YOUR INSTRUCTIONS: Copy every entry exactly as given, minus the images.

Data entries
——
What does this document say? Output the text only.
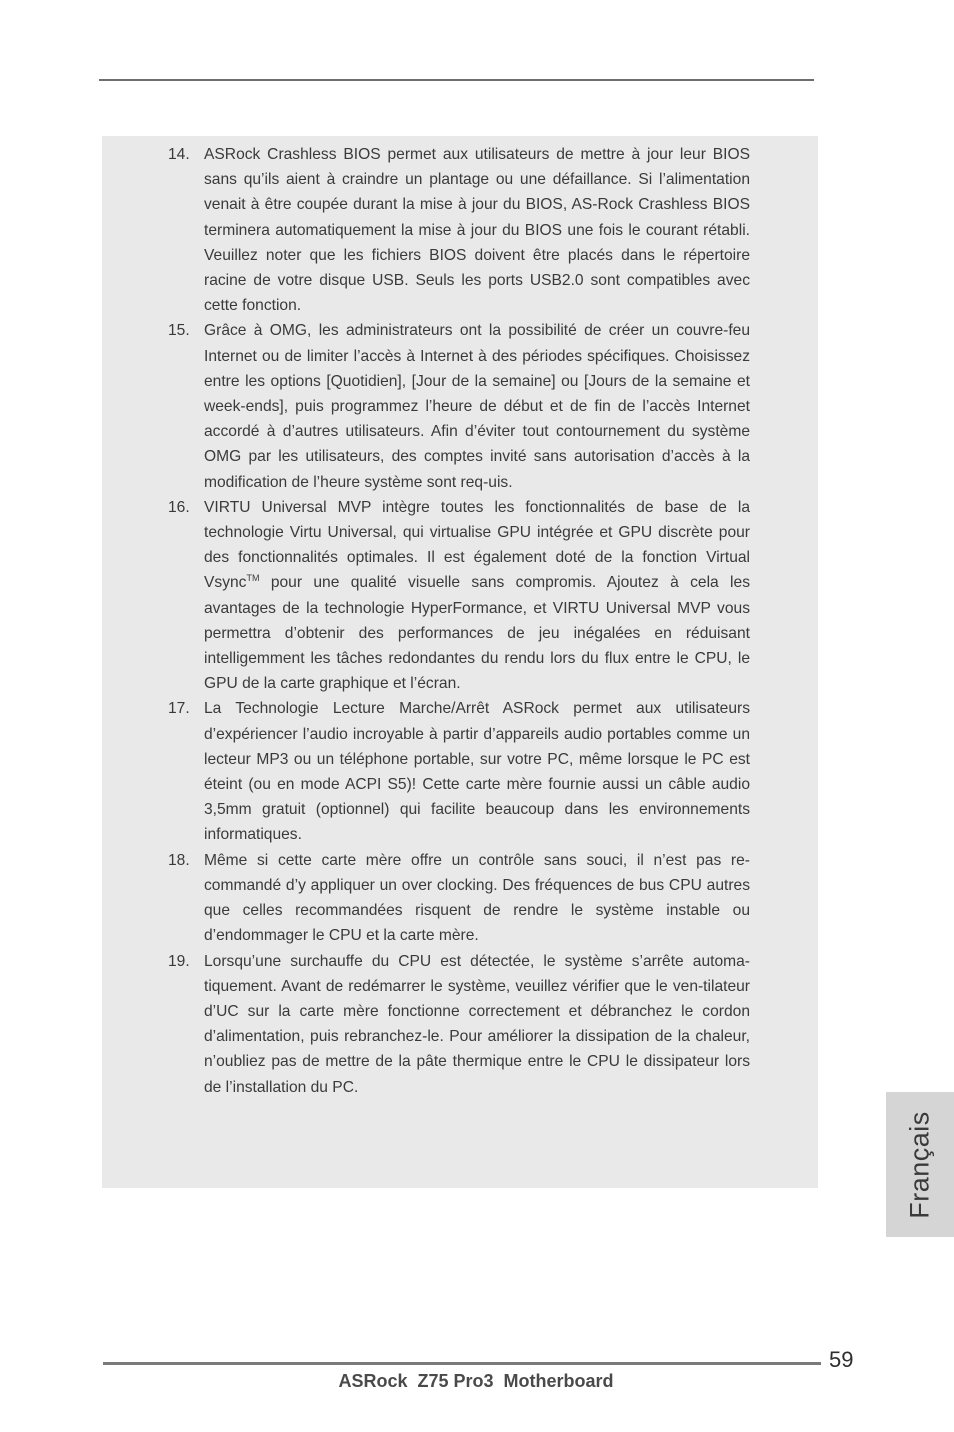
14. ASRock Crashless BIOS permet aux utilisateurs de mettre à jour leur BIOS sans qu’ils aient à craindre un plantage ou une défaillance. Si l’alimentation venait à être coupée durant la mise à jour du BIOS, AS-Rock Crashless BIOS terminera automatiquement la mise à jour du BIOS une fois le courant rétabli. Veuillez noter que les fichiers BIOS doivent être placés dans le répertoire racine de votre disque USB. Seuls les ports USB2.0 sont compatibles avec cette fonction.
15. Grâce à OMG, les administrateurs ont la possibilité de créer un couvre-feu Internet ou de limiter l’accès à Internet à des périodes spécifiques. Choisissez entre les options [Quotidien], [Jour de la semaine] ou [Jours de la semaine et week-ends], puis programmez l’heure de début et de fin de l’accès Internet accordé à d’autres utilisateurs. Afin d’éviter tout contournement du système OMG par les utilisateurs, des comptes invité sans autorisation d’accès à la modification de l’heure système sont req-uis.
16. VIRTU Universal MVP intègre toutes les fonctionnalités de base de la technologie Virtu Universal, qui virtualise GPU intégrée et GPU discrète pour des fonctionnalités optimales. Il est également doté de la fonction Virtual Vsync™ pour une qualité visuelle sans compromis. Ajoutez à cela les avantages de la technologie HyperFormance, et VIRTU Universal MVP vous permettra d’obtenir des performances de jeu inégalées en réduisant intelligemment les tâches redondantes du rendu lors du flux entre le CPU, le GPU de la carte graphique et l’écran.
17. La Technologie Lecture Marche/Arrêt ASRock permet aux utilisateurs d’expériencer l’audio incroyable à partir d’appareils audio portables comme un lecteur MP3 ou un téléphone portable, sur votre PC, même lorsque le PC est éteint (ou en mode ACPI S5)! Cette carte mère fournie aussi un câble audio 3,5mm gratuit (optionnel) qui facilite beaucoup dans les environnements informatiques.
18. Même si cette carte mère offre un contrôle sans souci, il n’est pas re-commandé d’y appliquer un over clocking. Des fréquences de bus CPU autres que celles recommandées risquent de rendre le système instable ou d’endommager le CPU et la carte mère.
19. Lorsqu’une surchauffe du CPU est détectée, le système s’arrête automa-tiquement. Avant de redémarrer le système, veuillez vérifier que le ven-tilateur d’UC sur la carte mère fonctionne correctement et débranchez le cordon d’alimentation, puis rebranchez-le. Pour améliorer la dissipation de la chaleur, n’oubliez pas de mettre de la pâte thermique entre le CPU le dissipateur lors de l’installation du PC.
Français
59
ASRock  Z75 Pro3  Motherboard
——
RESPONSE TO THE TASK:
What does this document say? Output the text only.
14. ASRock Crashless BIOS permet aux utilisateurs de mettre à jour leur BIOS sans qu’ils aient à craindre un plantage ou une défaillance. Si l’alimentation venait à être coupée durant la mise à jour du BIOS, AS-Rock Crashless BIOS terminera automatiquement la mise à jour du BIOS une fois le courant rétabli. Veuillez noter que les fichiers BIOS doivent être placés dans le répertoire racine de votre disque USB. Seuls les ports USB2.0 sont compatibles avec cette fonction.
15. Grâce à OMG, les administrateurs ont la possibilité de créer un couvre-feu Internet ou de limiter l’accès à Internet à des périodes spécifiques. Choisissez entre les options [Quotidien], [Jour de la semaine] ou [Jours de la semaine et week-ends], puis programmez l’heure de début et de fin de l’accès Internet accordé à d’autres utilisateurs. Afin d’éviter tout contournement du système OMG par les utilisateurs, des comptes invité sans autorisation d’accès à la modification de l’heure système sont req-uis.
16. VIRTU Universal MVP intègre toutes les fonctionnalités de base de la technologie Virtu Universal, qui virtualise GPU intégrée et GPU discrète pour des fonctionnalités optimales. Il est également doté de la fonction Virtual Vsync™ pour une qualité visuelle sans compromis. Ajoutez à cela les avantages de la technologie HyperFormance, et VIRTU Universal MVP vous permettra d’obtenir des performances de jeu inégalées en réduisant intelligemment les tâches redondantes du rendu lors du flux entre le CPU, le GPU de la carte graphique et l’écran.
17. La Technologie Lecture Marche/Arrêt ASRock permet aux utilisateurs d’expériencer l’audio incroyable à partir d’appareils audio portables comme un lecteur MP3 ou un téléphone portable, sur votre PC, même lorsque le PC est éteint (ou en mode ACPI S5)! Cette carte mère fournie aussi un câble audio 3,5mm gratuit (optionnel) qui facilite beaucoup dans les environnements informatiques.
18. Même si cette carte mère offre un contrôle sans souci, il n’est pas re-commandé d’y appliquer un over clocking. Des fréquences de bus CPU autres que celles recommandées risquent de rendre le système instable ou d’endommager le CPU et la carte mère.
19. Lorsqu’une surchauffe du CPU est détectée, le système s’arrête automa-tiquement. Avant de redémarrer le système, veuillez vérifier que le ven-tilateur d’UC sur la carte mère fonctionne correctement et débranchez le cordon d’alimentation, puis rebranchez-le. Pour améliorer la dissipation de la chaleur, n’oubliez pas de mettre de la pâte thermique entre le CPU le dissipateur lors de l’installation du PC.
Français
59
ASRock  Z75 Pro3  Motherboard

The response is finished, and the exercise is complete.